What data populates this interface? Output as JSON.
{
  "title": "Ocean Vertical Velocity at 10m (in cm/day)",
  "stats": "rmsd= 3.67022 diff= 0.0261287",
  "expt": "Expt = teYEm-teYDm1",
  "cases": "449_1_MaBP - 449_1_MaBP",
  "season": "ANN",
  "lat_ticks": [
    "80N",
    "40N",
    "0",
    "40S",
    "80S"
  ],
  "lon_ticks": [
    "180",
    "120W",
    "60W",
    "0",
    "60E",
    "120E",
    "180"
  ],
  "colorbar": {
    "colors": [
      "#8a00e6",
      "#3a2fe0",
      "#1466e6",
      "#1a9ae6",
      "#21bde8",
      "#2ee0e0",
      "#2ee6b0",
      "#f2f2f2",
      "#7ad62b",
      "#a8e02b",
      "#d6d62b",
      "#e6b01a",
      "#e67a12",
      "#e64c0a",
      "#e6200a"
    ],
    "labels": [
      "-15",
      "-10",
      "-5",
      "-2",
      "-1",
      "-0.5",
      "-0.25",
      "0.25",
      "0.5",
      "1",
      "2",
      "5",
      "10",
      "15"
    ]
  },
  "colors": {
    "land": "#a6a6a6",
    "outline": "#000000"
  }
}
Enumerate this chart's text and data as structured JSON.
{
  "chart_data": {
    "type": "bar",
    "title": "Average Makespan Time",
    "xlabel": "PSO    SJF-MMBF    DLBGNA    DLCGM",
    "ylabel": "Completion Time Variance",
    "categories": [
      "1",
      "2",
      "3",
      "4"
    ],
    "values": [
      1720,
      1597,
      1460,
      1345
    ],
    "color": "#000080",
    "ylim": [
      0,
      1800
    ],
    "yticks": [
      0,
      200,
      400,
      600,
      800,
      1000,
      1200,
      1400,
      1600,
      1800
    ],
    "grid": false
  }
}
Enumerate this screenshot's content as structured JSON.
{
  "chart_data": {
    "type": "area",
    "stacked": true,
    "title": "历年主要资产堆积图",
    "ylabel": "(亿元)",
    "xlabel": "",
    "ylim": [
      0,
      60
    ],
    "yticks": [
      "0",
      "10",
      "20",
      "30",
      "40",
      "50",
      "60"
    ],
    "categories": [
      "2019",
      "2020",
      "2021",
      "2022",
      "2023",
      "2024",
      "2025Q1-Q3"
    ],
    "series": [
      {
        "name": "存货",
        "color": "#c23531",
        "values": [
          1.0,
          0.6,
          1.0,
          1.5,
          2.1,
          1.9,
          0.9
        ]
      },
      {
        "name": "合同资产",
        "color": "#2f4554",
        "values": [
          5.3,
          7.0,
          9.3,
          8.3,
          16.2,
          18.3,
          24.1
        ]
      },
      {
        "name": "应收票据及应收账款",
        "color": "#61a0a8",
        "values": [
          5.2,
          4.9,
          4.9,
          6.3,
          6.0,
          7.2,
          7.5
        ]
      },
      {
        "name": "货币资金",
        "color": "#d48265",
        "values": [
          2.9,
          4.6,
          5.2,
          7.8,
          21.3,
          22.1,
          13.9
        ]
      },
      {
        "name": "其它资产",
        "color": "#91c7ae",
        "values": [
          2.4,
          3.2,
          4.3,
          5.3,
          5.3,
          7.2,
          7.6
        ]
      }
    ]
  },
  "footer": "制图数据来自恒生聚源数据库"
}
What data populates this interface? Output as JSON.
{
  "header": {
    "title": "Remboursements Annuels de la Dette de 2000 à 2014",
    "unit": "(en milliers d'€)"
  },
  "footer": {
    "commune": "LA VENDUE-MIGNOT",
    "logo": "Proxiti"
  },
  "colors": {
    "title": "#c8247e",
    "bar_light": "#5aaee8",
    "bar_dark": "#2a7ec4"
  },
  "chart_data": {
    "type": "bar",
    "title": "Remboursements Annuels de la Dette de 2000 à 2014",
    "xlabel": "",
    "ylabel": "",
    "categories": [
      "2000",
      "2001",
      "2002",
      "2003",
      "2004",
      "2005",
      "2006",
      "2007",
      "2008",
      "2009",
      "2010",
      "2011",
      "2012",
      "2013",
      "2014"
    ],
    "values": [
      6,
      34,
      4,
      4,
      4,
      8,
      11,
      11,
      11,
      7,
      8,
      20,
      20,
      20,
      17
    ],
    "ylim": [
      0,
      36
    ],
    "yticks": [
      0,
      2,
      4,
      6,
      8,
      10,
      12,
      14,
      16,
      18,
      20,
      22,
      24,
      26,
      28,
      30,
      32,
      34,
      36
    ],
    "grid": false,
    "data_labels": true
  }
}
####################
Set down each entry again, unchanged.

What data populates this interface? Output as JSON.
{
  "title": "Ocean Vertical Velocity at 10m (in cm/day)",
  "stats": "rmsd= 3.67022 diff= 0.0261287",
  "expt": "Expt = teYEm-teYDm1",
  "cases": "449_1_MaBP - 449_1_MaBP",
  "season": "ANN",
  "lat_ticks": [
    "80N",
    "40N",
    "0",
    "40S",
    "80S"
  ],
  "lon_ticks": [
    "180",
    "120W",
    "60W",
    "0",
    "60E",
    "120E",
    "180"
  ],
  "colorbar": {
    "colors": [
      "#8a00e6",
      "#3a2fe0",
      "#1466e6",
      "#1a9ae6",
      "#21bde8",
      "#2ee0e0",
      "#2ee6b0",
      "#f2f2f2",
      "#7ad62b",
      "#a8e02b",
      "#d6d62b",
      "#e6b01a",
      "#e67a12",
      "#e64c0a",
      "#e6200a"
    ],
    "labels": [
      "-15",
      "-10",
      "-5",
      "-2",
      "-1",
      "-0.5",
      "-0.25",
      "0.25",
      "0.5",
      "1",
      "2",
      "5",
      "10",
      "15"
    ]
  },
  "colors": {
    "land": "#a6a6a6",
    "outline": "#000000"
  }
}
Enumerate this chart's text and data as structured JSON.
{
  "chart_data": {
    "type": "bar",
    "title": "Average Makespan Time",
    "xlabel": "PSO    SJF-MMBF    DLBGNA    DLCGM",
    "ylabel": "Completion Time Variance",
    "categories": [
      "1",
      "2",
      "3",
      "4"
    ],
    "values": [
      1720,
      1597,
      1460,
      1345
    ],
    "color": "#000080",
    "ylim": [
      0,
      1800
    ],
    "yticks": [
      0,
      200,
      400,
      600,
      800,
      1000,
      1200,
      1400,
      1600,
      1800
    ],
    "grid": false
  }
}
Enumerate this screenshot's content as structured JSON.
{
  "chart_data": {
    "type": "area",
    "stacked": true,
    "title": "历年主要资产堆积图",
    "ylabel": "(亿元)",
    "xlabel": "",
    "ylim": [
      0,
      60
    ],
    "yticks": [
      "0",
      "10",
      "20",
      "30",
      "40",
      "50",
      "60"
    ],
    "categories": [
      "2019",
      "2020",
      "2021",
      "2022",
      "2023",
      "2024",
      "2025Q1-Q3"
    ],
    "series": [
      {
        "name": "存货",
        "color": "#c23531",
        "values": [
          1.0,
          0.6,
          1.0,
          1.5,
          2.1,
          1.9,
          0.9
        ]
      },
      {
        "name": "合同资产",
        "color": "#2f4554",
        "values": [
          5.3,
          7.0,
          9.3,
          8.3,
          16.2,
          18.3,
          24.1
        ]
      },
      {
        "name": "应收票据及应收账款",
        "color": "#61a0a8",
        "values": [
          5.2,
          4.9,
          4.9,
          6.3,
          6.0,
          7.2,
          7.5
        ]
      },
      {
        "name": "货币资金",
        "color": "#d48265",
        "values": [
          2.9,
          4.6,
          5.2,
          7.8,
          21.3,
          22.1,
          13.9
        ]
      },
      {
        "name": "其它资产",
        "color": "#91c7ae",
        "values": [
          2.4,
          3.2,
          4.3,
          5.3,
          5.3,
          7.2,
          7.6
        ]
      }
    ]
  },
  "footer": "制图数据来自恒生聚源数据库"
}
What data populates this interface? Output as JSON.
{
  "header": {
    "title": "Remboursements Annuels de la Dette de 2000 à 2014",
    "unit": "(en milliers d'€)"
  },
  "footer": {
    "commune": "LA VENDUE-MIGNOT",
    "logo": "Proxiti"
  },
  "colors": {
    "title": "#c8247e",
    "bar_light": "#5aaee8",
    "bar_dark": "#2a7ec4"
  },
  "chart_data": {
    "type": "bar",
    "title": "Remboursements Annuels de la Dette de 2000 à 2014",
    "xlabel": "",
    "ylabel": "",
    "categories": [
      "2000",
      "2001",
      "2002",
      "2003",
      "2004",
      "2005",
      "2006",
      "2007",
      "2008",
      "2009",
      "2010",
      "2011",
      "2012",
      "2013",
      "2014"
    ],
    "values": [
      6,
      34,
      4,
      4,
      4,
      8,
      11,
      11,
      11,
      7,
      8,
      20,
      20,
      20,
      17
    ],
    "ylim": [
      0,
      36
    ],
    "yticks": [
      0,
      2,
      4,
      6,
      8,
      10,
      12,
      14,
      16,
      18,
      20,
      22,
      24,
      26,
      28,
      30,
      32,
      34,
      36
    ],
    "grid": false,
    "data_labels": true
  }
}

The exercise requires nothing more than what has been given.